* _WHAT IS ASKED_
Copy all of the material exactly. Pictures are not to appear in the copy.
-- BEGIN STORED RECORDS --
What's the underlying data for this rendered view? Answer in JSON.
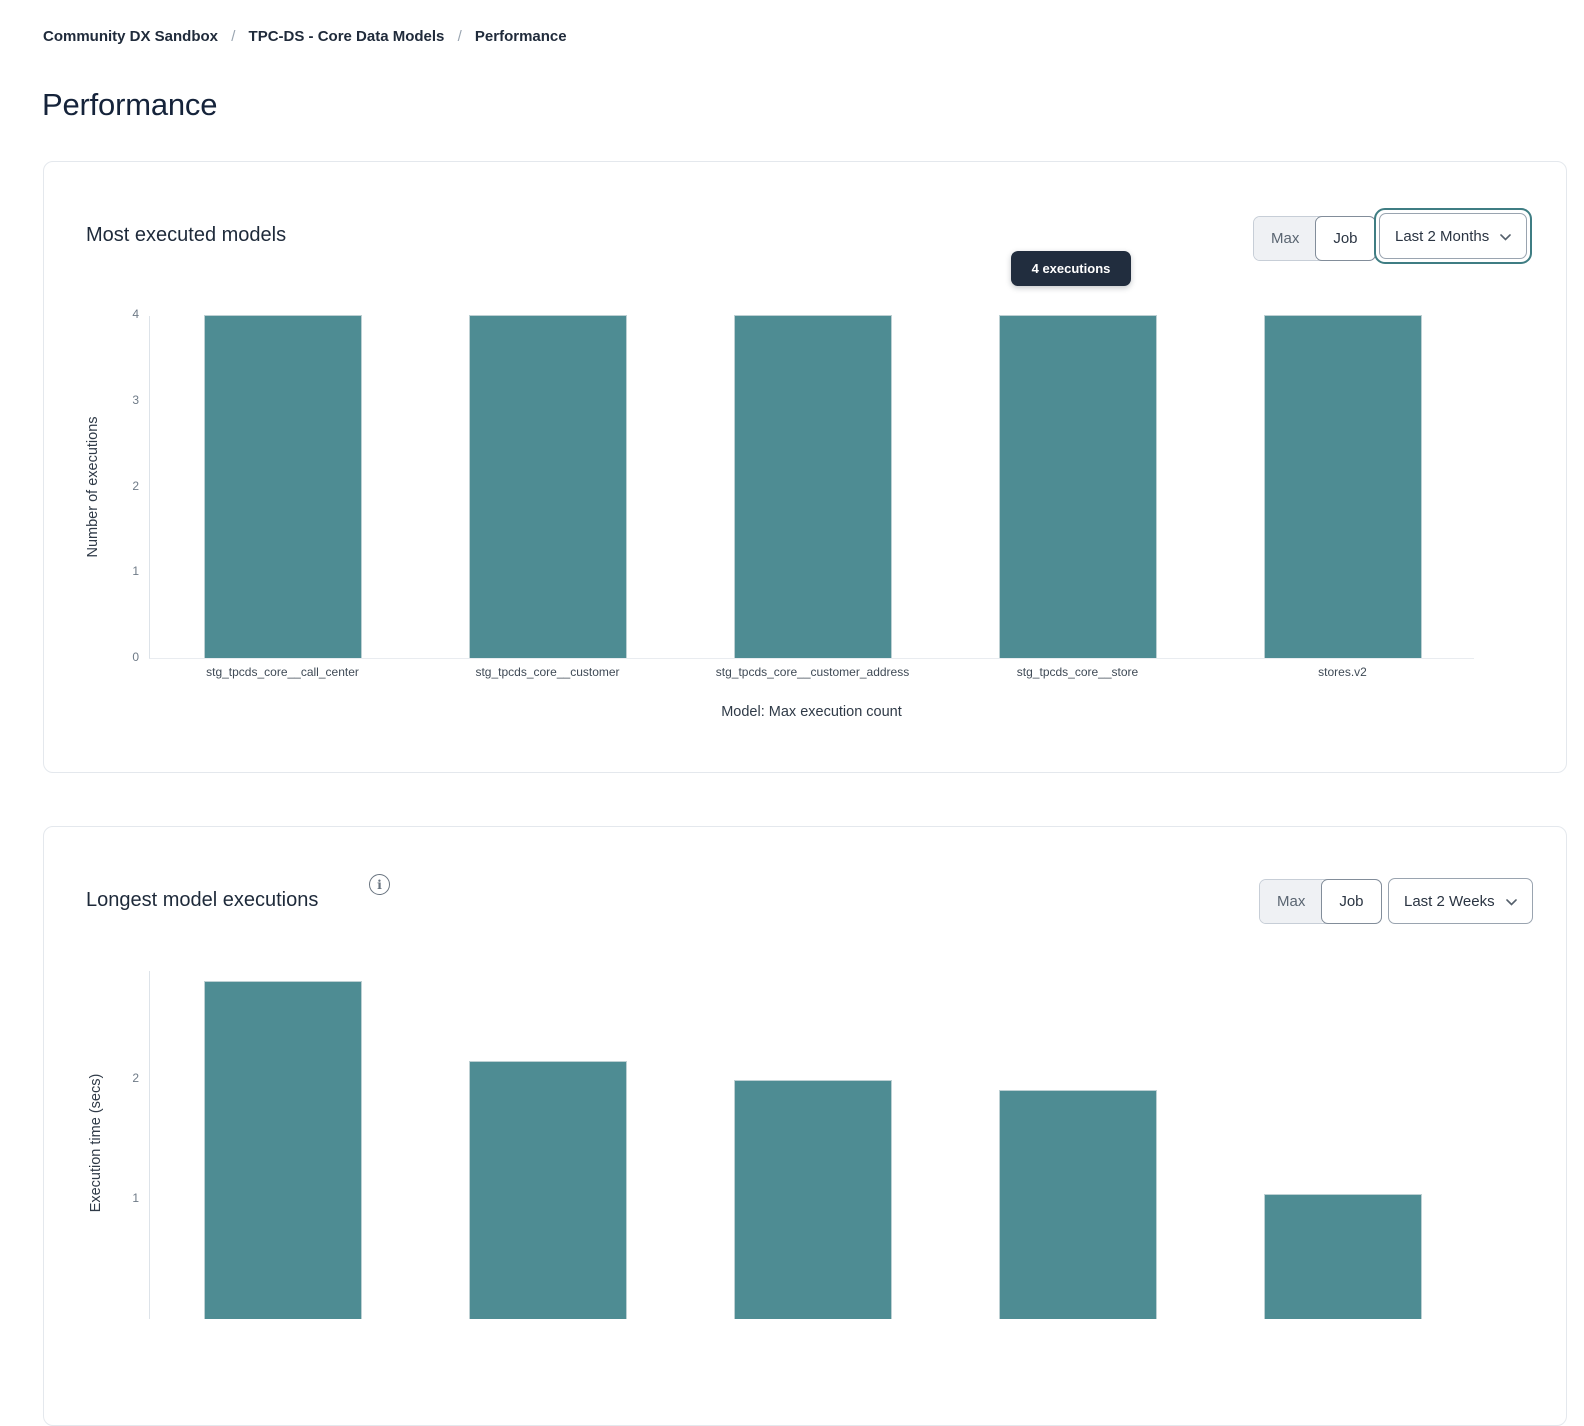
{
  "breadcrumb": {
    "separator": "/",
    "items": [
      "Community DX Sandbox",
      "TPC-DS - Core Data Models",
      "Performance"
    ]
  },
  "page": {
    "title": "Performance"
  },
  "colors": {
    "bar": "#4e8c93",
    "focus_ring": "#3f7d83",
    "tooltip_bg": "#212d3e",
    "card_border": "#e4e8ed"
  },
  "cards": [
    {
      "title": "Most executed models",
      "toggle": {
        "max": "Max",
        "job": "Job",
        "selected": "Max"
      },
      "dropdown": {
        "value": "Last 2 Months",
        "focused": true
      },
      "tooltip": "4 executions"
    },
    {
      "title": "Longest model executions",
      "toggle": {
        "max": "Max",
        "job": "Job",
        "selected": "Max"
      },
      "dropdown": {
        "value": "Last 2 Weeks",
        "focused": false
      }
    }
  ],
  "chart_data": [
    {
      "type": "bar",
      "title": "Most executed models",
      "categories": [
        "stg_tpcds_core__call_center",
        "stg_tpcds_core__customer",
        "stg_tpcds_core__customer_address",
        "stg_tpcds_core__store",
        "stores.v2"
      ],
      "values": [
        4,
        4,
        4,
        4,
        4
      ],
      "xlabel": "Model: Max execution count",
      "ylabel": "Number of executions",
      "ylim": [
        0,
        4
      ],
      "yticks": [
        0,
        1,
        2,
        3,
        4
      ],
      "grid": false,
      "legend": "none",
      "tooltip": {
        "label": "4 executions",
        "bar_index": 3
      }
    },
    {
      "type": "bar",
      "title": "Longest model executions",
      "categories": [
        "",
        "",
        "",
        "",
        ""
      ],
      "values": [
        2.82,
        2.15,
        1.99,
        1.91,
        1.04
      ],
      "xlabel": "",
      "ylabel": "Execution time (secs)",
      "ylim": [
        0,
        2.9
      ],
      "yticks": [
        1,
        2
      ],
      "grid": false,
      "legend": "none",
      "clipped_bottom": true
    }
  ]
}
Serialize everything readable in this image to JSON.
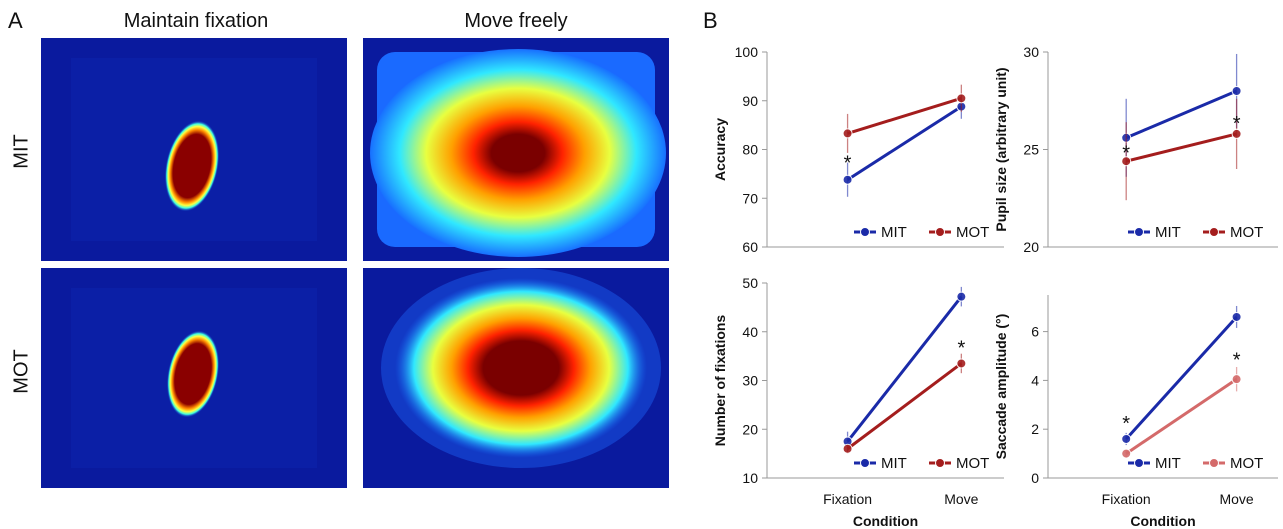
{
  "panel_a": {
    "letter": "A",
    "columns": [
      "Maintain fixation",
      "Move freely"
    ],
    "rows": [
      "MIT",
      "MOT"
    ]
  },
  "panel_b": {
    "letter": "B"
  },
  "colors": {
    "MIT": "#1a2aa8",
    "MOT": "#a41d1d",
    "MOT_light": "#d46a6a",
    "heat_bg": "#0a1a9e"
  },
  "chart_data": [
    {
      "type": "line",
      "ylabel": "Accuracy",
      "xlabel": "",
      "categories": [
        "Fixation",
        "Move"
      ],
      "ylim": [
        60,
        100
      ],
      "yticks": [
        60,
        70,
        80,
        90,
        100
      ],
      "series": [
        {
          "name": "MIT",
          "values": [
            73.8,
            88.8
          ],
          "err": [
            3.5,
            2.5
          ]
        },
        {
          "name": "MOT",
          "values": [
            83.3,
            90.5
          ],
          "err": [
            4.0,
            2.8
          ]
        }
      ],
      "annotations": [
        {
          "text": "*",
          "category": "Fixation",
          "y": 77.5
        }
      ],
      "legend": "bottom-right"
    },
    {
      "type": "line",
      "ylabel": "Pupil size (arbitrary unit)",
      "xlabel": "",
      "categories": [
        "Fixation",
        "Move"
      ],
      "ylim": [
        20,
        30
      ],
      "yticks": [
        20,
        25,
        30
      ],
      "series": [
        {
          "name": "MIT",
          "values": [
            25.6,
            28.0
          ],
          "err": [
            2.0,
            1.9
          ]
        },
        {
          "name": "MOT",
          "values": [
            24.4,
            25.8
          ],
          "err": [
            2.0,
            1.8
          ]
        }
      ],
      "annotations": [
        {
          "text": "*",
          "category": "Fixation",
          "y": 24.9
        },
        {
          "text": "*",
          "category": "Move",
          "y": 26.4
        }
      ],
      "legend": "bottom-right"
    },
    {
      "type": "line",
      "ylabel": "Number of fixations",
      "xlabel": "Condition",
      "categories": [
        "Fixation",
        "Move"
      ],
      "ylim": [
        10,
        50
      ],
      "yticks": [
        10,
        20,
        30,
        40,
        50
      ],
      "series": [
        {
          "name": "MIT",
          "values": [
            17.5,
            47.2
          ],
          "err": [
            2.0,
            2.0
          ]
        },
        {
          "name": "MOT",
          "values": [
            16.0,
            33.5
          ],
          "err": [
            1.0,
            2.0
          ]
        }
      ],
      "annotations": [
        {
          "text": "*",
          "category": "Move",
          "y": 37.0
        }
      ],
      "legend": "bottom-right"
    },
    {
      "type": "line",
      "ylabel": "Saccade amplitude (°)",
      "xlabel": "Condition",
      "categories": [
        "Fixation",
        "Move"
      ],
      "ylim": [
        0,
        7.5
      ],
      "yticks": [
        0,
        2,
        4,
        6
      ],
      "series": [
        {
          "name": "MIT",
          "values": [
            1.6,
            6.6
          ],
          "err": [
            0.25,
            0.45
          ]
        },
        {
          "name": "MOT",
          "values": [
            1.0,
            4.05
          ],
          "err": [
            0.15,
            0.5
          ]
        }
      ],
      "annotations": [
        {
          "text": "*",
          "category": "Fixation",
          "y": 2.3
        },
        {
          "text": "*",
          "category": "Move",
          "y": 4.9
        }
      ],
      "legend": "bottom-right"
    }
  ]
}
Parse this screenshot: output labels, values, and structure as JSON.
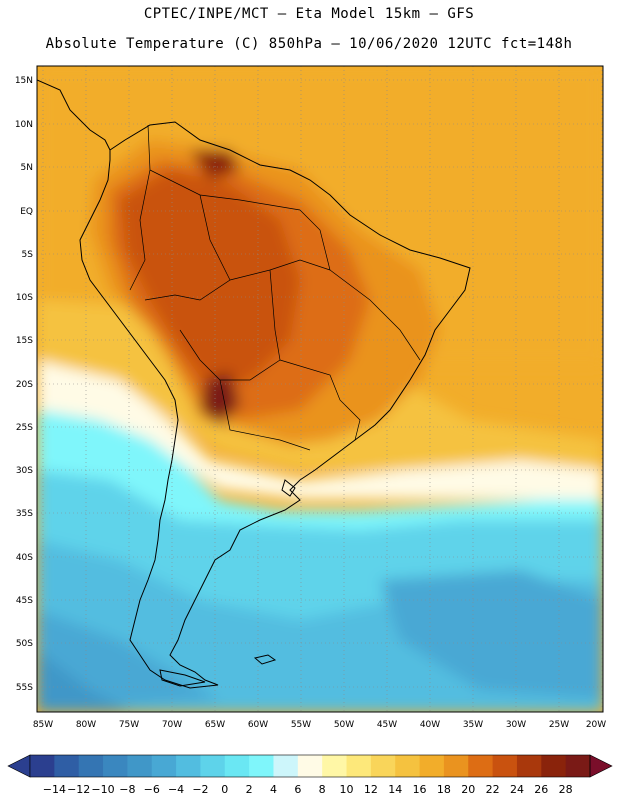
{
  "title_line1": "CPTEC/INPE/MCT —  Eta Model 15km — GFS",
  "title_line2": "Absolute Temperature (C) 850hPa — 10/06/2020 12UTC fct=148h",
  "lat_labels": [
    "15N",
    "10N",
    "5N",
    "EQ",
    "5S",
    "10S",
    "15S",
    "20S",
    "25S",
    "30S",
    "35S",
    "40S",
    "45S",
    "50S",
    "55S"
  ],
  "lon_labels": [
    "85W",
    "80W",
    "75W",
    "70W",
    "65W",
    "60W",
    "55W",
    "50W",
    "45W",
    "40W",
    "35W",
    "30W",
    "25W",
    "20W"
  ],
  "colorbar": {
    "labels": [
      "-14",
      "-12",
      "-10",
      "-8",
      "-6",
      "-4",
      "-2",
      "0",
      "2",
      "4",
      "6",
      "8",
      "10",
      "12",
      "14",
      "16",
      "18",
      "20",
      "22",
      "24",
      "26",
      "28"
    ],
    "colors": [
      "#2b3f8f",
      "#2f5ea5",
      "#3475b3",
      "#3a87bf",
      "#4097c8",
      "#48a8d4",
      "#52bde0",
      "#5ed3ea",
      "#6ae7f3",
      "#7ff6fb",
      "#cdf6fb",
      "#fffbe6",
      "#fff7a6",
      "#fde87a",
      "#f9d55a",
      "#f5c23f",
      "#f2ad2a",
      "#ea931f",
      "#dd6d14",
      "#c9520f",
      "#a9380c",
      "#8a230b",
      "#7a1a16"
    ]
  }
}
-- END STORED RECORDS --
* _RESPONSE_
What's the underlying data for this rendered view? Answer in JSON.
{
  "breadcrumb": {
    "separator": "/",
    "items": [
      "Community DX Sandbox",
      "TPC-DS - Core Data Models",
      "Performance"
    ]
  },
  "page": {
    "title": "Performance"
  },
  "colors": {
    "bar": "#4e8c93",
    "focus_ring": "#3f7d83",
    "tooltip_bg": "#212d3e",
    "card_border": "#e4e8ed"
  },
  "cards": [
    {
      "title": "Most executed models",
      "toggle": {
        "max": "Max",
        "job": "Job",
        "selected": "Max"
      },
      "dropdown": {
        "value": "Last 2 Months",
        "focused": true
      },
      "tooltip": "4 executions"
    },
    {
      "title": "Longest model executions",
      "toggle": {
        "max": "Max",
        "job": "Job",
        "selected": "Max"
      },
      "dropdown": {
        "value": "Last 2 Weeks",
        "focused": false
      }
    }
  ],
  "chart_data": [
    {
      "type": "bar",
      "title": "Most executed models",
      "categories": [
        "stg_tpcds_core__call_center",
        "stg_tpcds_core__customer",
        "stg_tpcds_core__customer_address",
        "stg_tpcds_core__store",
        "stores.v2"
      ],
      "values": [
        4,
        4,
        4,
        4,
        4
      ],
      "xlabel": "Model: Max execution count",
      "ylabel": "Number of executions",
      "ylim": [
        0,
        4
      ],
      "yticks": [
        0,
        1,
        2,
        3,
        4
      ],
      "grid": false,
      "legend": "none",
      "tooltip": {
        "label": "4 executions",
        "bar_index": 3
      }
    },
    {
      "type": "bar",
      "title": "Longest model executions",
      "categories": [
        "",
        "",
        "",
        "",
        ""
      ],
      "values": [
        2.82,
        2.15,
        1.99,
        1.91,
        1.04
      ],
      "xlabel": "",
      "ylabel": "Execution time (secs)",
      "ylim": [
        0,
        2.9
      ],
      "yticks": [
        1,
        2
      ],
      "grid": false,
      "legend": "none",
      "clipped_bottom": true
    }
  ]
}
Serialize everything readable in this image to JSON.
{
  "panel_a": {
    "letter": "A",
    "columns": [
      "Maintain fixation",
      "Move freely"
    ],
    "rows": [
      "MIT",
      "MOT"
    ]
  },
  "panel_b": {
    "letter": "B"
  },
  "colors": {
    "MIT": "#1a2aa8",
    "MOT": "#a41d1d",
    "MOT_light": "#d46a6a",
    "heat_bg": "#0a1a9e"
  },
  "chart_data": [
    {
      "type": "line",
      "ylabel": "Accuracy",
      "xlabel": "",
      "categories": [
        "Fixation",
        "Move"
      ],
      "ylim": [
        60,
        100
      ],
      "yticks": [
        60,
        70,
        80,
        90,
        100
      ],
      "series": [
        {
          "name": "MIT",
          "values": [
            73.8,
            88.8
          ],
          "err": [
            3.5,
            2.5
          ]
        },
        {
          "name": "MOT",
          "values": [
            83.3,
            90.5
          ],
          "err": [
            4.0,
            2.8
          ]
        }
      ],
      "annotations": [
        {
          "text": "*",
          "category": "Fixation",
          "y": 77.5
        }
      ],
      "legend": "bottom-right"
    },
    {
      "type": "line",
      "ylabel": "Pupil size (arbitrary unit)",
      "xlabel": "",
      "categories": [
        "Fixation",
        "Move"
      ],
      "ylim": [
        20,
        30
      ],
      "yticks": [
        20,
        25,
        30
      ],
      "series": [
        {
          "name": "MIT",
          "values": [
            25.6,
            28.0
          ],
          "err": [
            2.0,
            1.9
          ]
        },
        {
          "name": "MOT",
          "values": [
            24.4,
            25.8
          ],
          "err": [
            2.0,
            1.8
          ]
        }
      ],
      "annotations": [
        {
          "text": "*",
          "category": "Fixation",
          "y": 24.9
        },
        {
          "text": "*",
          "category": "Move",
          "y": 26.4
        }
      ],
      "legend": "bottom-right"
    },
    {
      "type": "line",
      "ylabel": "Number of fixations",
      "xlabel": "Condition",
      "categories": [
        "Fixation",
        "Move"
      ],
      "ylim": [
        10,
        50
      ],
      "yticks": [
        10,
        20,
        30,
        40,
        50
      ],
      "series": [
        {
          "name": "MIT",
          "values": [
            17.5,
            47.2
          ],
          "err": [
            2.0,
            2.0
          ]
        },
        {
          "name": "MOT",
          "values": [
            16.0,
            33.5
          ],
          "err": [
            1.0,
            2.0
          ]
        }
      ],
      "annotations": [
        {
          "text": "*",
          "category": "Move",
          "y": 37.0
        }
      ],
      "legend": "bottom-right"
    },
    {
      "type": "line",
      "ylabel": "Saccade amplitude (°)",
      "xlabel": "Condition",
      "categories": [
        "Fixation",
        "Move"
      ],
      "ylim": [
        0,
        7.5
      ],
      "yticks": [
        0,
        2,
        4,
        6
      ],
      "series": [
        {
          "name": "MIT",
          "values": [
            1.6,
            6.6
          ],
          "err": [
            0.25,
            0.45
          ]
        },
        {
          "name": "MOT",
          "values": [
            1.0,
            4.05
          ],
          "err": [
            0.15,
            0.5
          ]
        }
      ],
      "annotations": [
        {
          "text": "*",
          "category": "Fixation",
          "y": 2.3
        },
        {
          "text": "*",
          "category": "Move",
          "y": 4.9
        }
      ],
      "legend": "bottom-right"
    }
  ]
}
Parse this screenshot: output labels, values, and structure as JSON.
{
  "title_line1": "CPTEC/INPE/MCT —  Eta Model 15km — GFS",
  "title_line2": "Absolute Temperature (C) 850hPa — 10/06/2020 12UTC fct=148h",
  "lat_labels": [
    "15N",
    "10N",
    "5N",
    "EQ",
    "5S",
    "10S",
    "15S",
    "20S",
    "25S",
    "30S",
    "35S",
    "40S",
    "45S",
    "50S",
    "55S"
  ],
  "lon_labels": [
    "85W",
    "80W",
    "75W",
    "70W",
    "65W",
    "60W",
    "55W",
    "50W",
    "45W",
    "40W",
    "35W",
    "30W",
    "25W",
    "20W"
  ],
  "colorbar": {
    "labels": [
      "-14",
      "-12",
      "-10",
      "-8",
      "-6",
      "-4",
      "-2",
      "0",
      "2",
      "4",
      "6",
      "8",
      "10",
      "12",
      "14",
      "16",
      "18",
      "20",
      "22",
      "24",
      "26",
      "28"
    ],
    "colors": [
      "#2b3f8f",
      "#2f5ea5",
      "#3475b3",
      "#3a87bf",
      "#4097c8",
      "#48a8d4",
      "#52bde0",
      "#5ed3ea",
      "#6ae7f3",
      "#7ff6fb",
      "#cdf6fb",
      "#fffbe6",
      "#fff7a6",
      "#fde87a",
      "#f9d55a",
      "#f5c23f",
      "#f2ad2a",
      "#ea931f",
      "#dd6d14",
      "#c9520f",
      "#a9380c",
      "#8a230b",
      "#7a1a16"
    ]
  }
}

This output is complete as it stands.